What you are asked to do: Tally the lines in the listing below that include "Papertrans". Answer with the count and nothing more.

─── Records for processing ───

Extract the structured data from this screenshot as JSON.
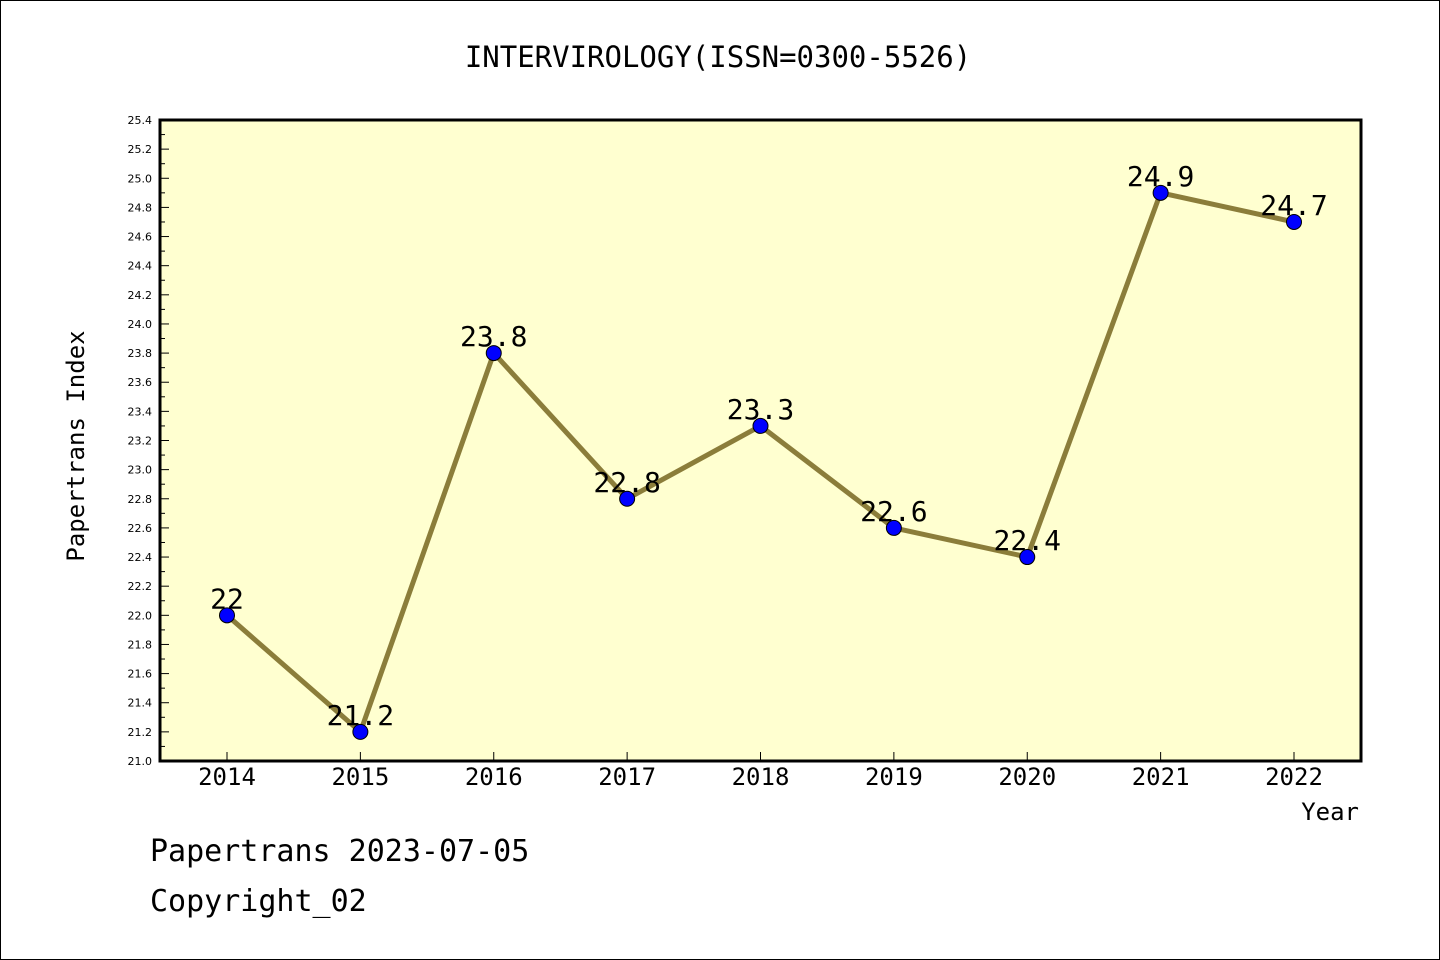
{
  "chart_data": {
    "type": "line",
    "title": "INTERVIROLOGY(ISSN=0300-5526)",
    "xlabel": "Year",
    "ylabel": "Papertrans Index",
    "categories": [
      "2014",
      "2015",
      "2016",
      "2017",
      "2018",
      "2019",
      "2020",
      "2021",
      "2022"
    ],
    "values": [
      22.0,
      21.2,
      23.8,
      22.8,
      23.3,
      22.6,
      22.4,
      24.9,
      24.7
    ],
    "data_labels": [
      "22",
      "21.2",
      "23.8",
      "22.8",
      "23.3",
      "22.6",
      "22.4",
      "24.9",
      "24.7"
    ],
    "ylim": [
      21.0,
      25.4
    ],
    "y_ticks": [
      "21.0",
      "21.2",
      "21.4",
      "21.6",
      "21.8",
      "22.0",
      "22.2",
      "22.4",
      "22.6",
      "22.8",
      "23.0",
      "23.2",
      "23.4",
      "23.6",
      "23.8",
      "24.0",
      "24.2",
      "24.4",
      "24.6",
      "24.8",
      "25.0",
      "25.2",
      "25.4"
    ],
    "grid": false,
    "legend": "none",
    "colors": {
      "plot_background": "#ffffd0",
      "line": "#8b7d3a",
      "marker": "#0000ff",
      "axis": "#000000"
    }
  },
  "footer": {
    "stamp": "Papertrans 2023-07-05",
    "copyright": "Copyright_02"
  }
}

───

Worked answer: 2